DATASET ROWS:
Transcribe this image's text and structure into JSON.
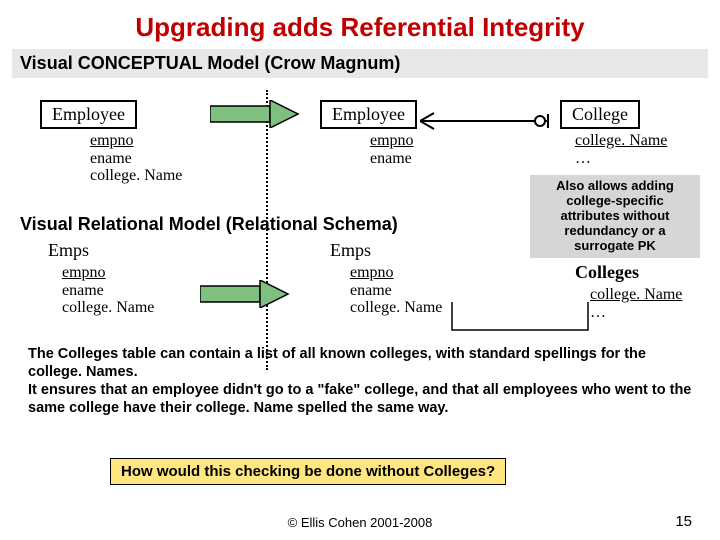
{
  "title": "Upgrading adds Referential Integrity",
  "section1": "Visual CONCEPTUAL Model (Crow Magnum)",
  "section2": "Visual Relational Model (Relational Schema)",
  "entities": {
    "emp1": "Employee",
    "emp2": "Employee",
    "college": "College"
  },
  "attrs": {
    "emp1": {
      "pk": "empno",
      "a1": "ename",
      "a2": "college. Name"
    },
    "emp2": {
      "pk": "empno",
      "a1": "ename"
    },
    "college": {
      "pk": "college. Name",
      "a1": "…"
    }
  },
  "relations": {
    "emps1": "Emps",
    "emps2": "Emps",
    "colleges": "Colleges"
  },
  "relattrs": {
    "emps1": {
      "pk": "empno",
      "a1": "ename",
      "a2": "college. Name"
    },
    "emps2": {
      "pk": "empno",
      "a1": "ename",
      "a2": "college. Name"
    },
    "colleges": {
      "pk": "college. Name",
      "a1": "…"
    }
  },
  "note": "Also allows adding college-specific attributes without redundancy or a surrogate PK",
  "explain": "The Colleges table can contain a list of all known colleges, with standard spellings for the college. Names.\nIt ensures that an employee didn't go to a \"fake\" college, and that all employees who went to the same college have their college. Name spelled the same way.",
  "question": "How would this checking be done without Colleges?",
  "copyright": "© Ellis Cohen 2001-2008",
  "pagenum": "15"
}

DIRECTION:
All lines above with "without" in them should be returned.

CORRECT RESULT:
  "note": "Also allows adding college-specific attributes without redundancy or a surrogate PK",
  "question": "How would this checking be done without Colleges?",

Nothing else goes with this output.